INFORMATION GIVEN:
--- Begin ---

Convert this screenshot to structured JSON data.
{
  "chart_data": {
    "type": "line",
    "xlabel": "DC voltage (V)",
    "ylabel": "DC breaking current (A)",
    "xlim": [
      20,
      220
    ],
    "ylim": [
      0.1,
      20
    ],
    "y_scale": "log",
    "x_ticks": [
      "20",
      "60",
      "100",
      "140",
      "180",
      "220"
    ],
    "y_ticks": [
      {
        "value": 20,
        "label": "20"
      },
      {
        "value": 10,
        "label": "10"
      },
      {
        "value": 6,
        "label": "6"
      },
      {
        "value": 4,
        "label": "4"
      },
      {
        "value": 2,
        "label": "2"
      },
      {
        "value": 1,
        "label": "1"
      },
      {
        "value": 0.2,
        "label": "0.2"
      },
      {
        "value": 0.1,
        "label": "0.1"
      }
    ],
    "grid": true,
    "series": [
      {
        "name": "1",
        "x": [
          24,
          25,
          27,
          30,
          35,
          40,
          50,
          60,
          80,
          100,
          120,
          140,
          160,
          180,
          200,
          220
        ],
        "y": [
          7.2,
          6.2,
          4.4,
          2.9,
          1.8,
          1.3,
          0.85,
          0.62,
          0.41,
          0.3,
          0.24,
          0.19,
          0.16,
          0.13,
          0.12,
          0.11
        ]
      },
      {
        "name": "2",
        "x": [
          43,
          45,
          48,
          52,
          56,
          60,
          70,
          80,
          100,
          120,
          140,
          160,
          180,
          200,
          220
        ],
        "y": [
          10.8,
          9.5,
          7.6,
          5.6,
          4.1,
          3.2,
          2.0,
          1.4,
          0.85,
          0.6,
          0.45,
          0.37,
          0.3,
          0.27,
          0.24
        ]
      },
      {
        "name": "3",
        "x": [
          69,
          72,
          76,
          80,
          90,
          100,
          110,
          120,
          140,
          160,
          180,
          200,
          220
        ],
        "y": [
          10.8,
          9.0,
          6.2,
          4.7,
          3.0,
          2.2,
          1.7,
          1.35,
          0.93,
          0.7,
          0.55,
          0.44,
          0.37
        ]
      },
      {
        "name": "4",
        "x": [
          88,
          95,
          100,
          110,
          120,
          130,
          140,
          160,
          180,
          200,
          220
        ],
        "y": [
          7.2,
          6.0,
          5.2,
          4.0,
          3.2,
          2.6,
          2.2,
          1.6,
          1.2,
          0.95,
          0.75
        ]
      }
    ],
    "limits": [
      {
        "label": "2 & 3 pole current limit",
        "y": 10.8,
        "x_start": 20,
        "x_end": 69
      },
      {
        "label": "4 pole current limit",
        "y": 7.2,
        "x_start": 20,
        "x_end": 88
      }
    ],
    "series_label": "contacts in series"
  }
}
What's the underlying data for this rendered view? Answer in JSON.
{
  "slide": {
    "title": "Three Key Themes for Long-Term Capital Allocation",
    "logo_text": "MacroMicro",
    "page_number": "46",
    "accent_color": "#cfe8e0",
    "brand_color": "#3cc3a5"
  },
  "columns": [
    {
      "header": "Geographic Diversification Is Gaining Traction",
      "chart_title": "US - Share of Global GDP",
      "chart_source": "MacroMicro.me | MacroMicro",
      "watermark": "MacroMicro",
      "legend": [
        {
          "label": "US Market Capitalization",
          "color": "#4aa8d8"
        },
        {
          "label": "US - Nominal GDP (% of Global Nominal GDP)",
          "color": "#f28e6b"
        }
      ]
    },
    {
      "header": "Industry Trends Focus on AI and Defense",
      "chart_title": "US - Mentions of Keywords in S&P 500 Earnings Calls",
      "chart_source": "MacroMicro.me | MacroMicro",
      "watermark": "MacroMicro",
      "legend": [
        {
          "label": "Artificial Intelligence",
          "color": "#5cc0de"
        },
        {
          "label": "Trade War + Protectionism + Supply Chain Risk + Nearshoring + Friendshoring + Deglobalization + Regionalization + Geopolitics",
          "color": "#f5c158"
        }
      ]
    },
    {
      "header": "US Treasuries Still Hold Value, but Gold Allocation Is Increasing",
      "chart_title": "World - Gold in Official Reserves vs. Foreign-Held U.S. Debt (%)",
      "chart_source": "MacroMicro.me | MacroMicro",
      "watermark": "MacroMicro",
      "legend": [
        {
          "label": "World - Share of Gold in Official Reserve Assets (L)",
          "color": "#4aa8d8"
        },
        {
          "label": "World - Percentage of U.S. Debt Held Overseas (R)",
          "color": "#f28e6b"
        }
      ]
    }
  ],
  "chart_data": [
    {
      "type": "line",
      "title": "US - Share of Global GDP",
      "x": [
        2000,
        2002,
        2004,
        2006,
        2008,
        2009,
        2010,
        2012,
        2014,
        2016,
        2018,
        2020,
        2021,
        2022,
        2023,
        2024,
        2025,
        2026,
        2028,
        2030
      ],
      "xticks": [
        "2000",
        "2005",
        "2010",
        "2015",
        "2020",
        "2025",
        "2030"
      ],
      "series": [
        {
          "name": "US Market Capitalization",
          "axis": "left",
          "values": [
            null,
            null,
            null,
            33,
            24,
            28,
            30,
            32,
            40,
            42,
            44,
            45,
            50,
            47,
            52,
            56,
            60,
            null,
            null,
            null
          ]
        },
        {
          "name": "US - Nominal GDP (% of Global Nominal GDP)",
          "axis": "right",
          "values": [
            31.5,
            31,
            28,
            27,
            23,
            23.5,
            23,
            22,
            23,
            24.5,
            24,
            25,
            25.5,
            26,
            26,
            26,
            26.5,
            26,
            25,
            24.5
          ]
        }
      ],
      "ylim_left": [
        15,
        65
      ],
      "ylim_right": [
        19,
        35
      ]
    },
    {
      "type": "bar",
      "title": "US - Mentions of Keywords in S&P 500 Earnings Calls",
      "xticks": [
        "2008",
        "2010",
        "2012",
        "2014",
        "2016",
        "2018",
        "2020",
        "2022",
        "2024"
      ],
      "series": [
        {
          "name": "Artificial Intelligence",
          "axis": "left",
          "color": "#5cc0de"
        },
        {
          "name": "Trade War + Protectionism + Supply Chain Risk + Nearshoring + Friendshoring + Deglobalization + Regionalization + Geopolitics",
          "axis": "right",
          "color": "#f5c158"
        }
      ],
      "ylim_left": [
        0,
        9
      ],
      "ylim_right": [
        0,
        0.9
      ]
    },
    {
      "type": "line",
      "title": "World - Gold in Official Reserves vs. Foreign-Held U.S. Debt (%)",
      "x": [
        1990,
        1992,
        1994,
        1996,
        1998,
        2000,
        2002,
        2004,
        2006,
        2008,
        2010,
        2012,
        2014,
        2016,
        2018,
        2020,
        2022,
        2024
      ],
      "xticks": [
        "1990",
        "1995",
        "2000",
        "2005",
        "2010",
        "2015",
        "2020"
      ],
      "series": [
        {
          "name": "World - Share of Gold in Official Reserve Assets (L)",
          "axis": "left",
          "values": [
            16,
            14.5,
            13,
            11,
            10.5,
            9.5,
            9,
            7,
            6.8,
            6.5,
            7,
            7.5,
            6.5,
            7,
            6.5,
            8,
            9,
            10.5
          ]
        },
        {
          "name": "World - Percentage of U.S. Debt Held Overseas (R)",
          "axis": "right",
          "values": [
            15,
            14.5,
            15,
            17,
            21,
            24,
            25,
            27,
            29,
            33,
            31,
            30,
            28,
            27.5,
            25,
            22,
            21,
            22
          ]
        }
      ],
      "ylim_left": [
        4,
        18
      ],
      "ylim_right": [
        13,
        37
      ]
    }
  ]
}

--- End ---

WORK INSTRUCTIONS:
In the entries above, find each line with the string "Earnings" and copy it.

WRITTEN SOLUTION:
      "chart_title": "US - Mentions of Keywords in S&P 500 Earnings Calls",
      "title": "US - Mentions of Keywords in S&P 500 Earnings Calls",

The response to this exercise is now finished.